» Data rows
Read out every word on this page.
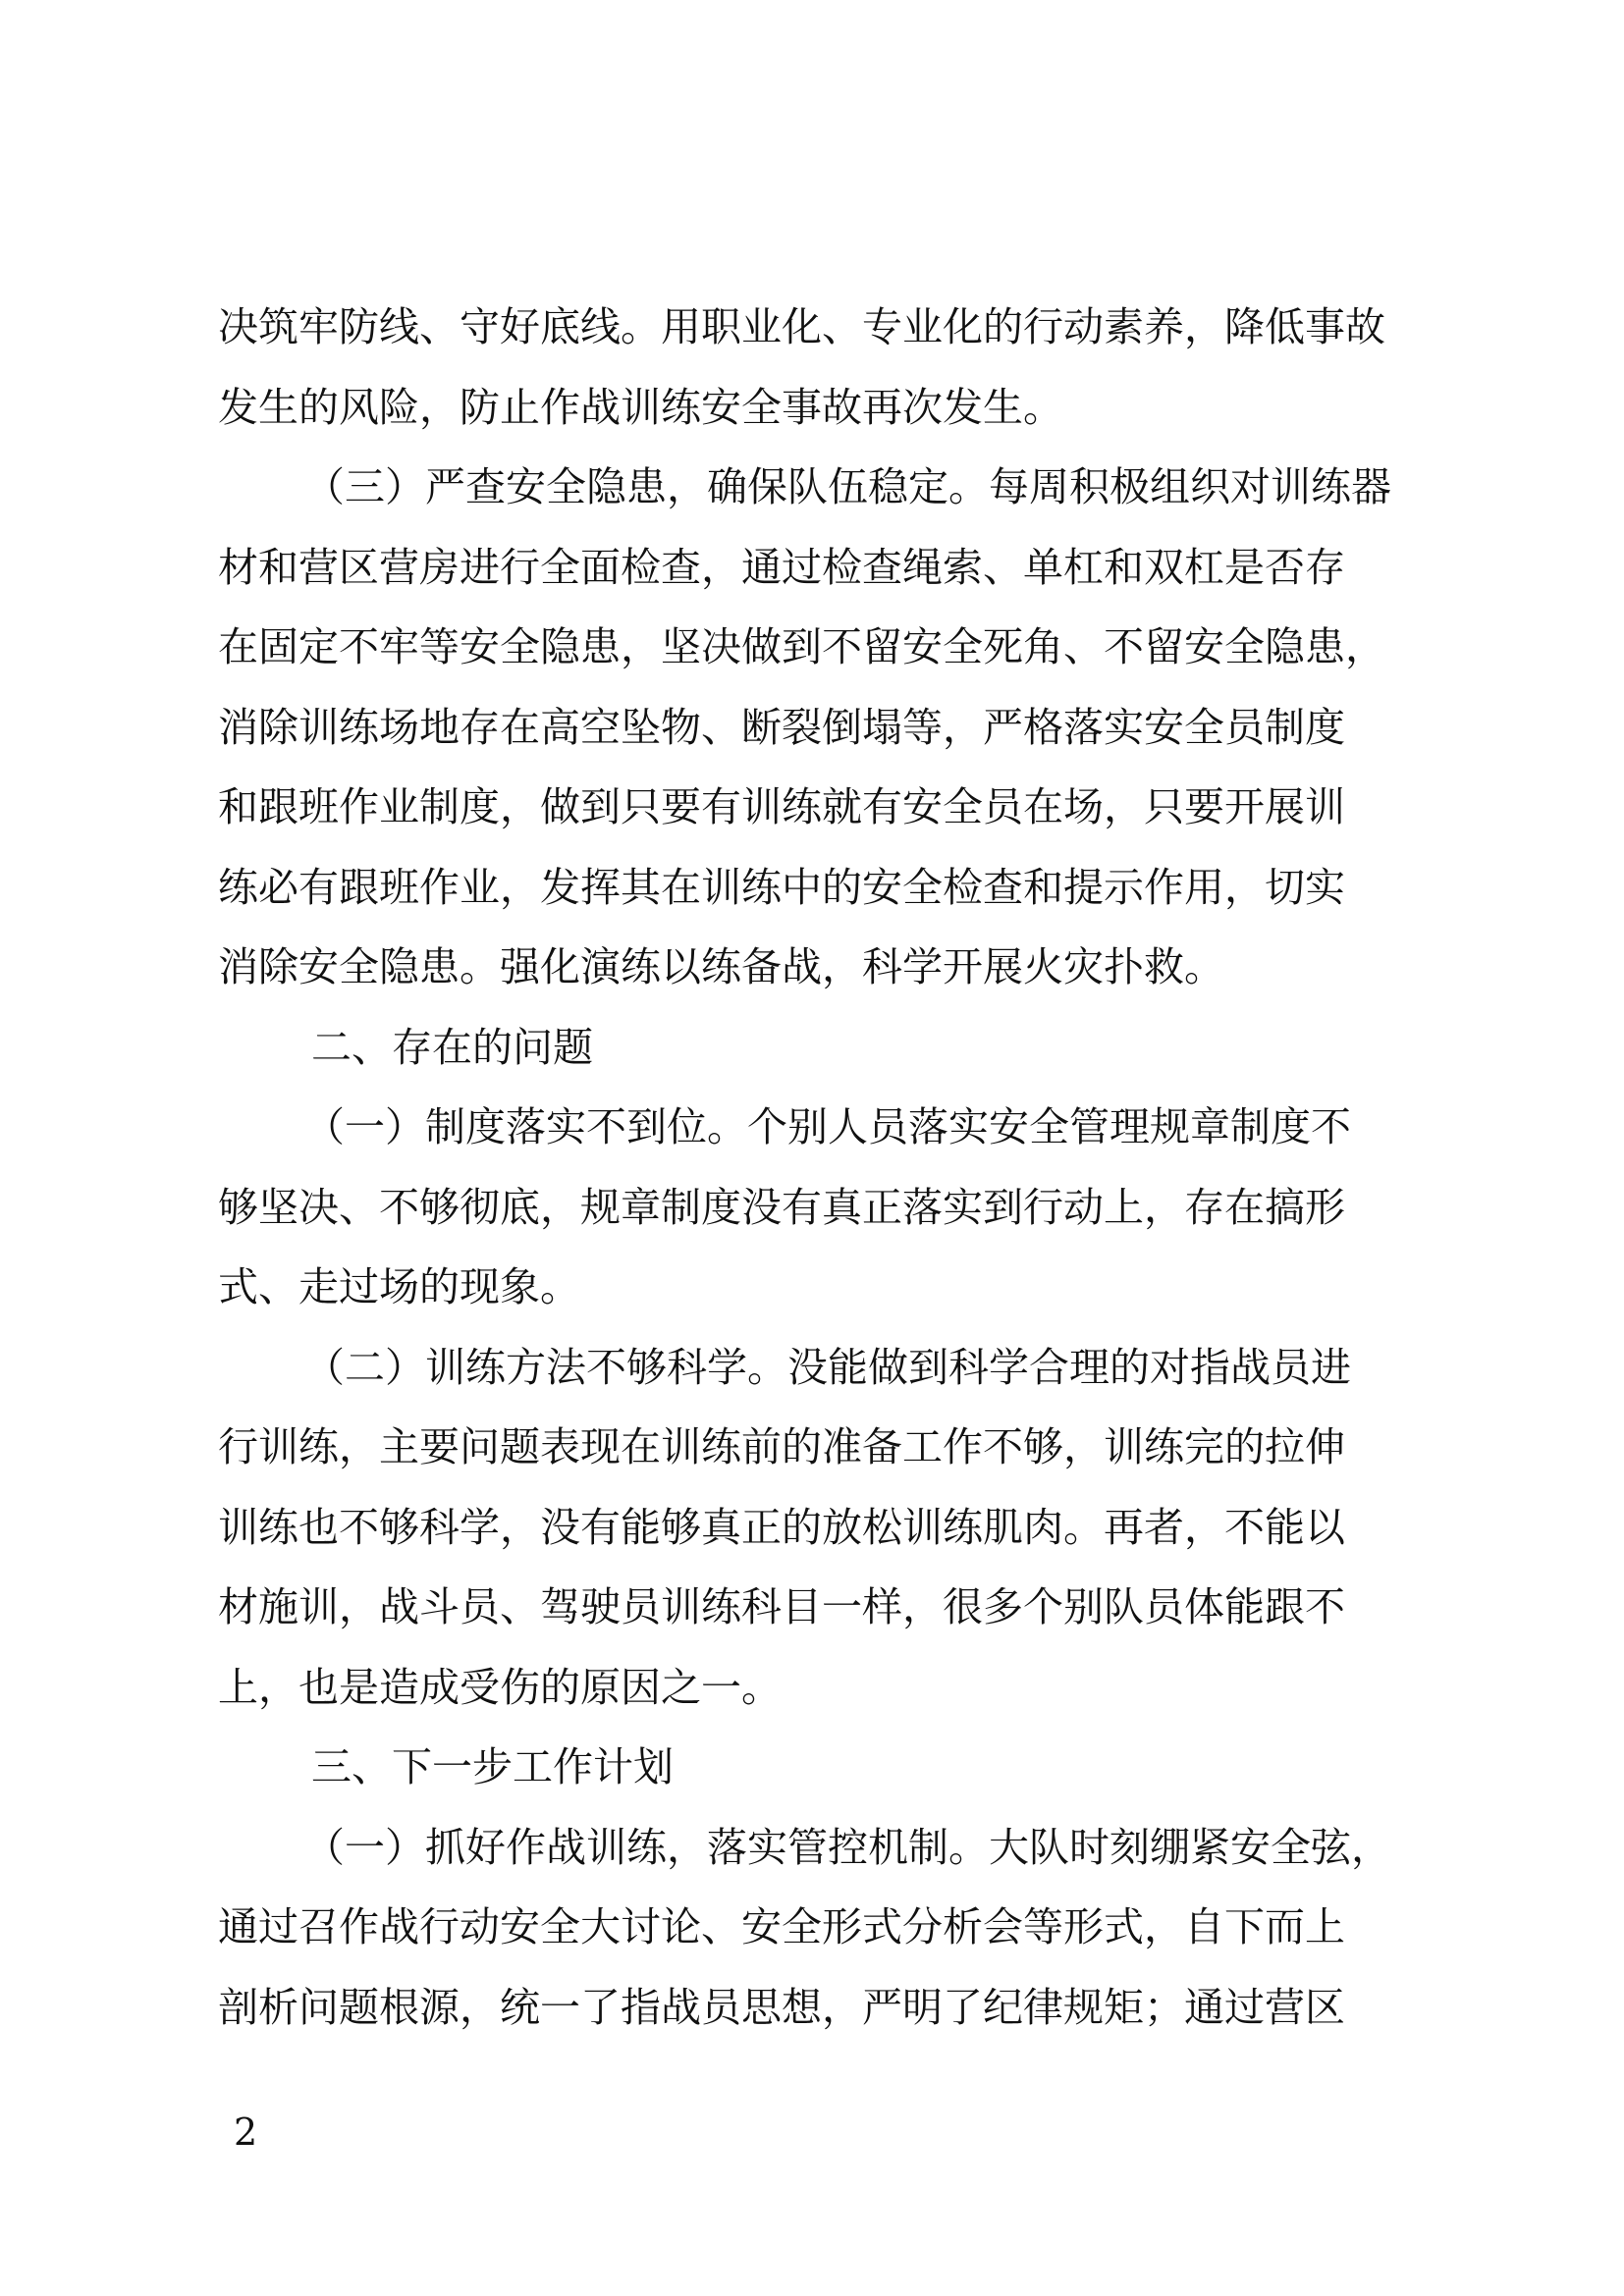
决筑牢防线、守好底线。用职业化、专业化的行动素养，降低事故
发生的风险，防止作战训练安全事故再次发生。
（三）严查安全隐患，确保队伍稳定。每周积极组织对训练器
材和营区营房进行全面检查，通过检查绳索、单杠和双杠是否存
在固定不牢等安全隐患，坚决做到不留安全死角、不留安全隐患，
消除训练场地存在高空坠物、断裂倒塌等，严格落实安全员制度
和跟班作业制度，做到只要有训练就有安全员在场，只要开展训
练必有跟班作业，发挥其在训练中的安全检查和提示作用，切实
消除安全隐患。强化演练以练备战，科学开展火灾扑救。
二、存在的问题
（一）制度落实不到位。个别人员落实安全管理规章制度不
够坚决、不够彻底，规章制度没有真正落实到行动上，存在搞形
式、走过场的现象。
（二）训练方法不够科学。没能做到科学合理的对指战员进
行训练，主要问题表现在训练前的准备工作不够，训练完的拉伸
训练也不够科学，没有能够真正的放松训练肌肉。再者，不能以
材施训，战斗员、驾驶员训练科目一样，很多个别队员体能跟不
上，也是造成受伤的原因之一。
三、下一步工作计划
（一）抓好作战训练，落实管控机制。大队时刻绷紧安全弦，
通过召作战行动安全大讨论、安全形式分析会等形式，自下而上
剖析问题根源，统一了指战员思想，严明了纪律规矩；通过营区
2
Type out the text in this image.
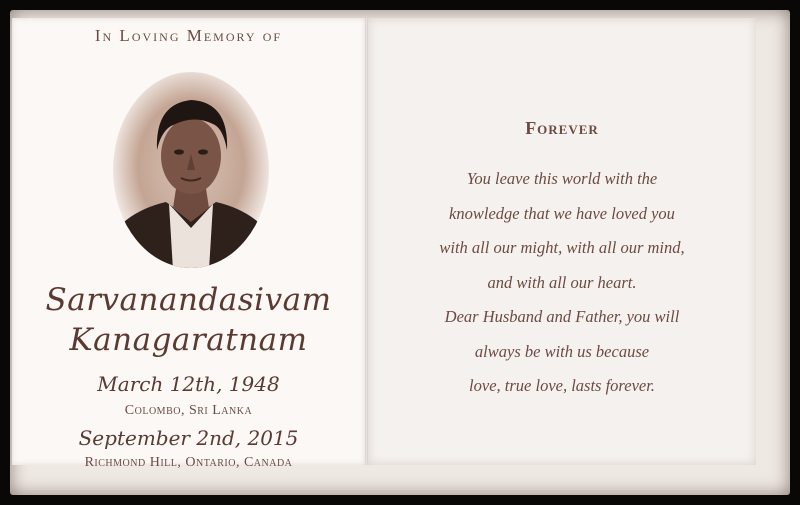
In Loving Memory of
Sarvanandasivam
Kanagaratnam
March 12th, 1948
Colombo, Sri Lanka
September 2nd, 2015
Richmond Hill, Ontario, Canada
Forever
You leave this world with the
knowledge that we have loved you
with all our might, with all our mind,
and with all our heart.
Dear Husband and Father, you will
always be with us because
love, true love, lasts forever.
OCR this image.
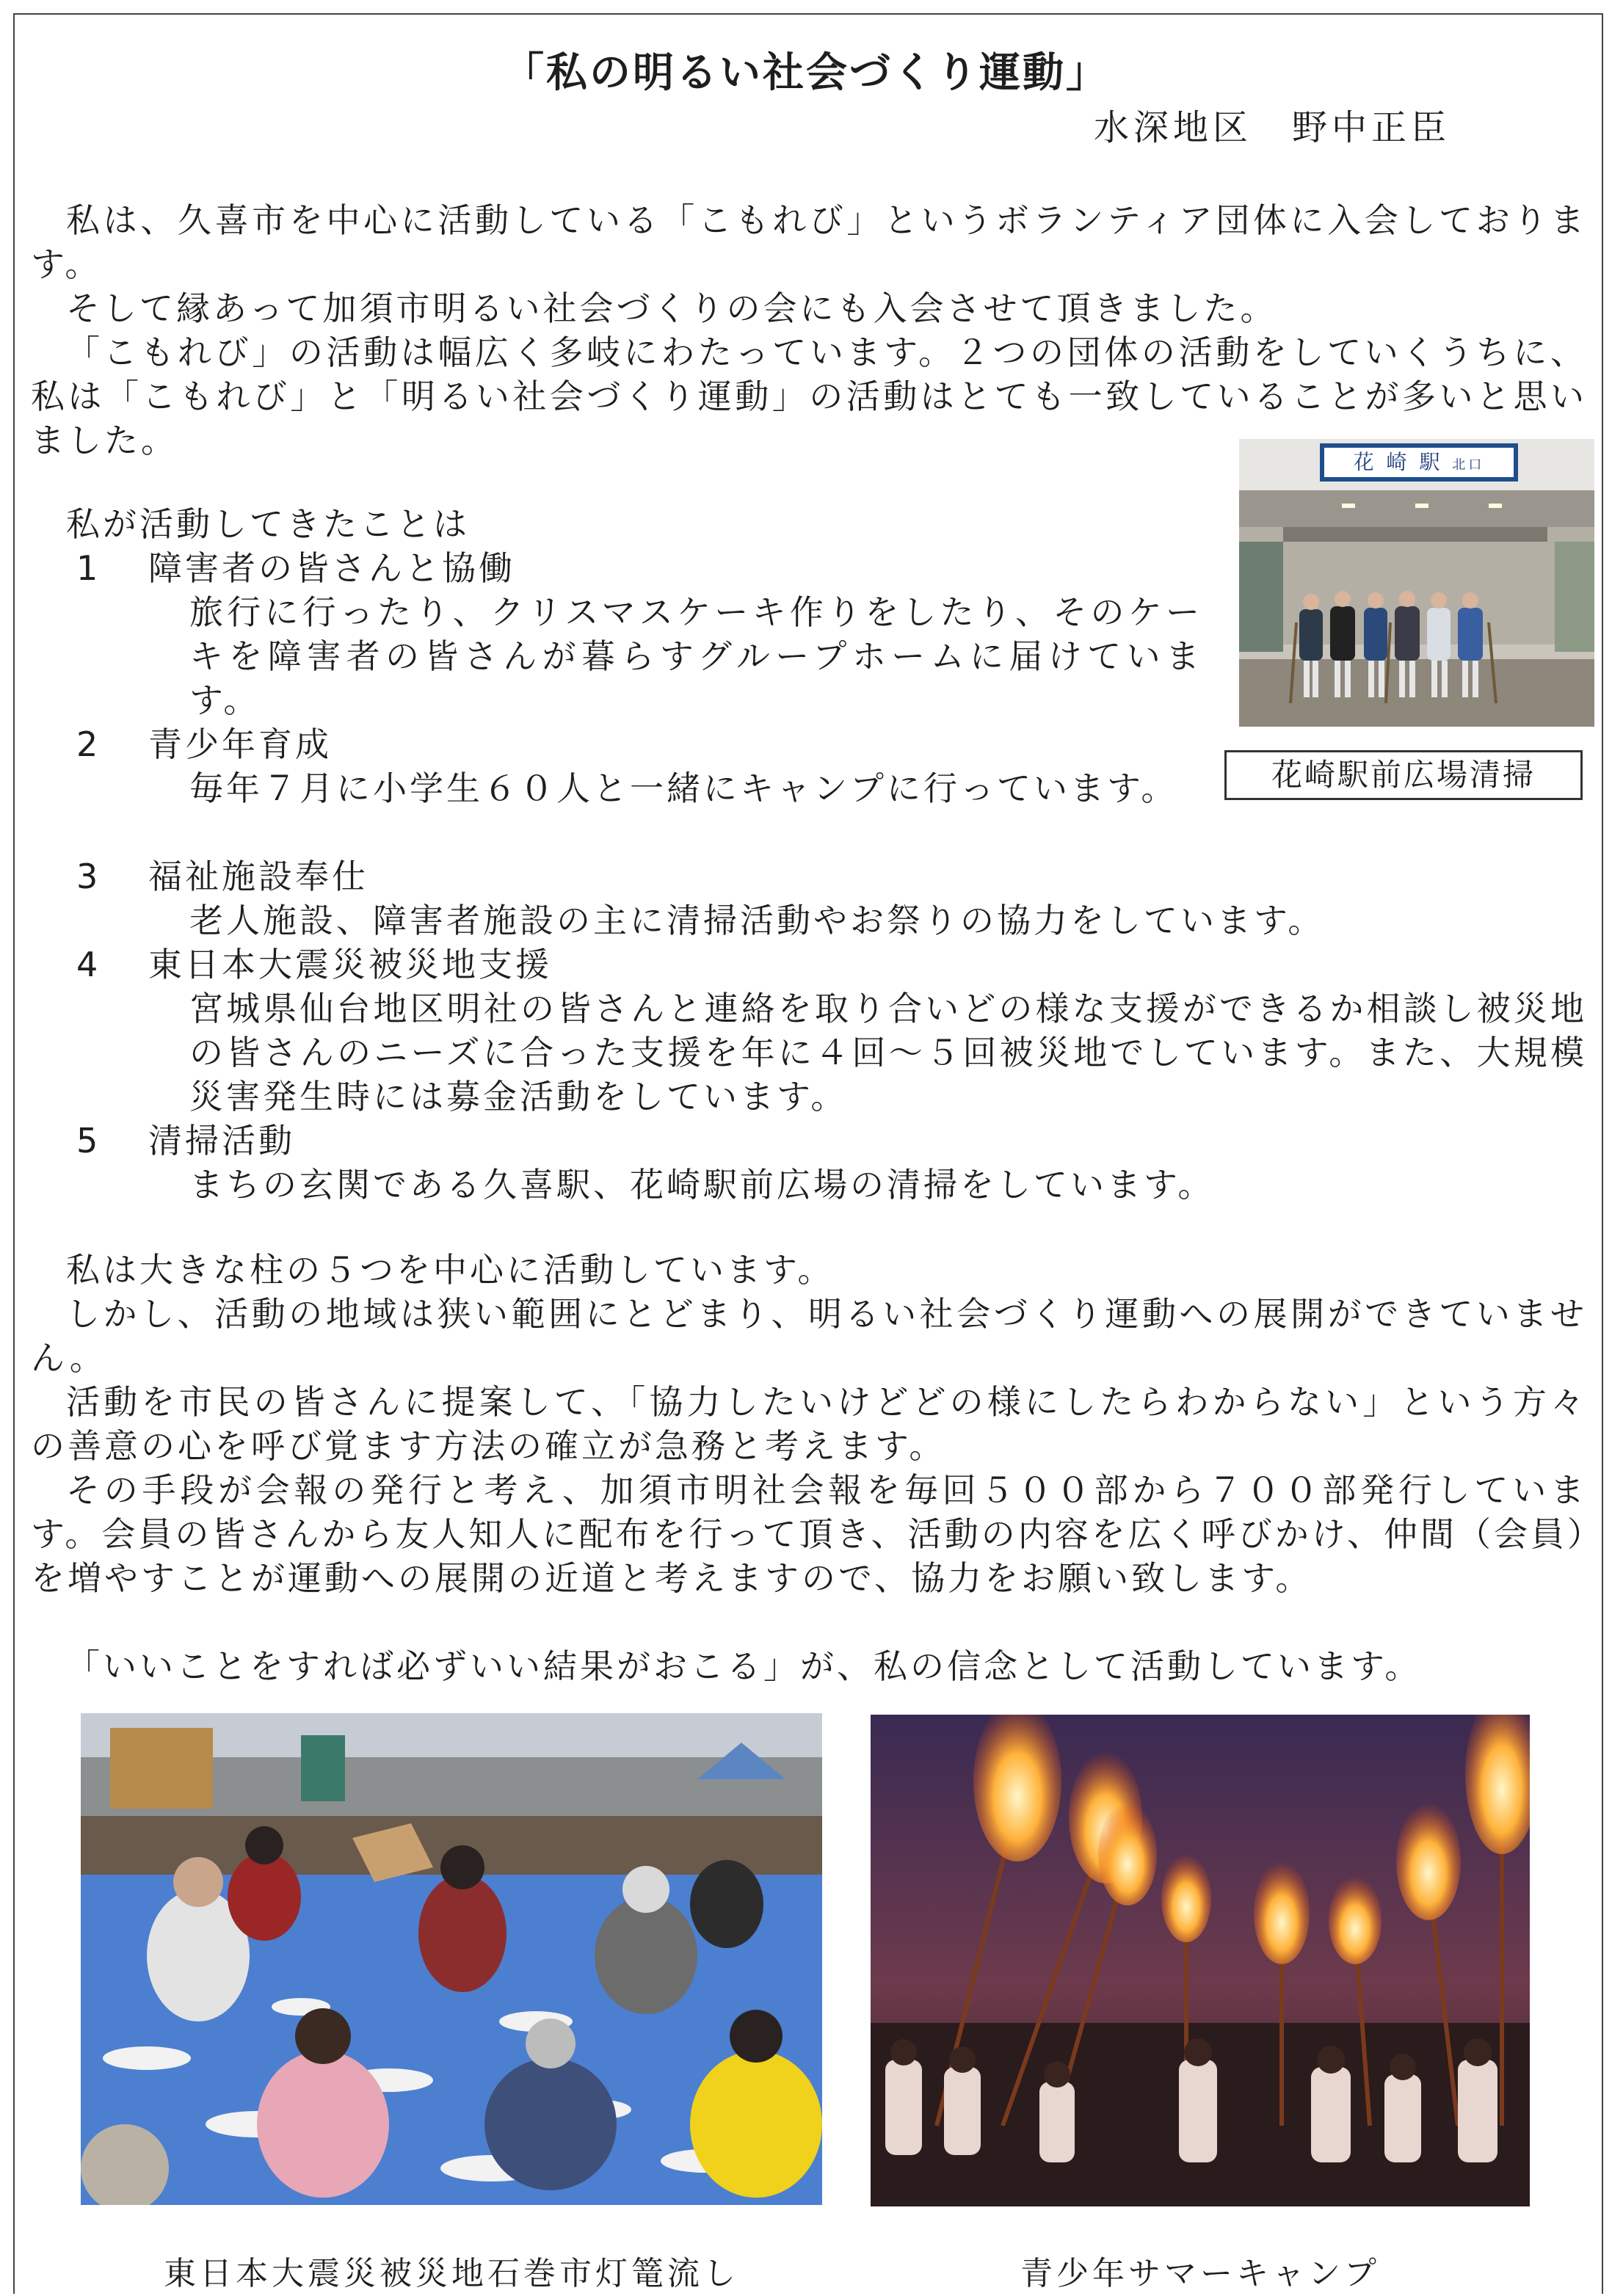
「私の明るい社会づくり運動」
水深地区　野中正臣

私は、久喜市を中心に活動している「こもれび」というボランティア団体に入会しております。

そして縁あって加須市明るい社会づくりの会にも入会させて頂きました。

「こもれび」の活動は幅広く多岐にわたっています。２つの団体の活動をしていくうちに、私は「こもれび」と「明るい社会づくり運動」の活動はとても一致していることが多いと思いました。

花 崎 駅 北口
花崎駅前広場清掃

私が活動してきたことは

1 障害者の皆さんと協働

旅行に行ったり、クリスマスケーキ作りをしたり、そのケーキを障害者の皆さんが暮らすグループホームに届けています。

2 青少年育成

毎年７月に小学生６０人と一緒にキャンプに行っています。

3 福祉施設奉仕

老人施設、障害者施設の主に清掃活動やお祭りの協力をしています。

4 東日本大震災被災地支援

宮城県仙台地区明社の皆さんと連絡を取り合いどの様な支援ができるか相談し被災地の皆さんのニーズに合った支援を年に４回～５回被災地でしています。また、大規模災害発生時には募金活動をしています。

5 清掃活動

まちの玄関である久喜駅、花崎駅前広場の清掃をしています。

私は大きな柱の５つを中心に活動しています。

しかし、活動の地域は狭い範囲にとどまり、明るい社会づくり運動への展開ができていません。

活動を市民の皆さんに提案して、「協力したいけどどの様にしたらわからない」という方々の善意の心を呼び覚ます方法の確立が急務と考えます。

その手段が会報の発行と考え、加須市明社会報を毎回５００部から７００部発行しています。会員の皆さんから友人知人に配布を行って頂き、活動の内容を広く呼びかけ、仲間（会員）を増やすことが運動への展開の近道と考えますので、協力をお願い致します。

「いいことをすれば必ずいい結果がおこる」が、私の信念として活動しています。

東日本大震災被災地石巻市灯篭流し	青少年サマーキャンプ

» Goal
Copy the records exactly. Skip the pictures.

» Exercise output
Read out every word on this page.
决筑牢防线、守好底线。用职业化、专业化的行动素养，降低事故
发生的风险，防止作战训练安全事故再次发生。
（三）严查安全隐患，确保队伍稳定。每周积极组织对训练器
材和营区营房进行全面检查，通过检查绳索、单杠和双杠是否存
在固定不牢等安全隐患，坚决做到不留安全死角、不留安全隐患，
消除训练场地存在高空坠物、断裂倒塌等，严格落实安全员制度
和跟班作业制度，做到只要有训练就有安全员在场，只要开展训
练必有跟班作业，发挥其在训练中的安全检查和提示作用，切实
消除安全隐患。强化演练以练备战，科学开展火灾扑救。
二、存在的问题
（一）制度落实不到位。个别人员落实安全管理规章制度不
够坚决、不够彻底，规章制度没有真正落实到行动上，存在搞形
式、走过场的现象。
（二）训练方法不够科学。没能做到科学合理的对指战员进
行训练，主要问题表现在训练前的准备工作不够，训练完的拉伸
训练也不够科学，没有能够真正的放松训练肌肉。再者，不能以
材施训，战斗员、驾驶员训练科目一样，很多个别队员体能跟不
上，也是造成受伤的原因之一。
三、下一步工作计划
（一）抓好作战训练，落实管控机制。大队时刻绷紧安全弦，
通过召作战行动安全大讨论、安全形式分析会等形式，自下而上
剖析问题根源，统一了指战员思想，严明了纪律规矩；通过营区
2
Type out the text in this image.
In Loving Memory of
Sarvanandasivam
Kanagaratnam
March 12th, 1948
Colombo, Sri Lanka
September 2nd, 2015
Richmond Hill, Ontario, Canada
Forever
You leave this world with the
knowledge that we have loved you
with all our might, with all our mind,
and with all our heart.
Dear Husband and Father, you will
always be with us because
love, true love, lasts forever.
OCR this image.
「私の明るい社会づくり運動」
水深地区　野中正臣

私は、久喜市を中心に活動している「こもれび」というボランティア団体に入会しております。

そして縁あって加須市明るい社会づくりの会にも入会させて頂きました。

「こもれび」の活動は幅広く多岐にわたっています。２つの団体の活動をしていくうちに、私は「こもれび」と「明るい社会づくり運動」の活動はとても一致していることが多いと思いました。

花 崎 駅 北口
花崎駅前広場清掃

私が活動してきたことは

1 障害者の皆さんと協働

旅行に行ったり、クリスマスケーキ作りをしたり、そのケーキを障害者の皆さんが暮らすグループホームに届けています。

2 青少年育成

毎年７月に小学生６０人と一緒にキャンプに行っています。

3 福祉施設奉仕

老人施設、障害者施設の主に清掃活動やお祭りの協力をしています。

4 東日本大震災被災地支援

宮城県仙台地区明社の皆さんと連絡を取り合いどの様な支援ができるか相談し被災地の皆さんのニーズに合った支援を年に４回～５回被災地でしています。また、大規模災害発生時には募金活動をしています。

5 清掃活動

まちの玄関である久喜駅、花崎駅前広場の清掃をしています。

私は大きな柱の５つを中心に活動しています。

しかし、活動の地域は狭い範囲にとどまり、明るい社会づくり運動への展開ができていません。

活動を市民の皆さんに提案して、「協力したいけどどの様にしたらわからない」という方々の善意の心を呼び覚ます方法の確立が急務と考えます。

その手段が会報の発行と考え、加須市明社会報を毎回５００部から７００部発行しています。会員の皆さんから友人知人に配布を行って頂き、活動の内容を広く呼びかけ、仲間（会員）を増やすことが運動への展開の近道と考えますので、協力をお願い致します。

「いいことをすれば必ずいい結果がおこる」が、私の信念として活動しています。

東日本大震災被災地石巻市灯篭流し	青少年サマーキャンプ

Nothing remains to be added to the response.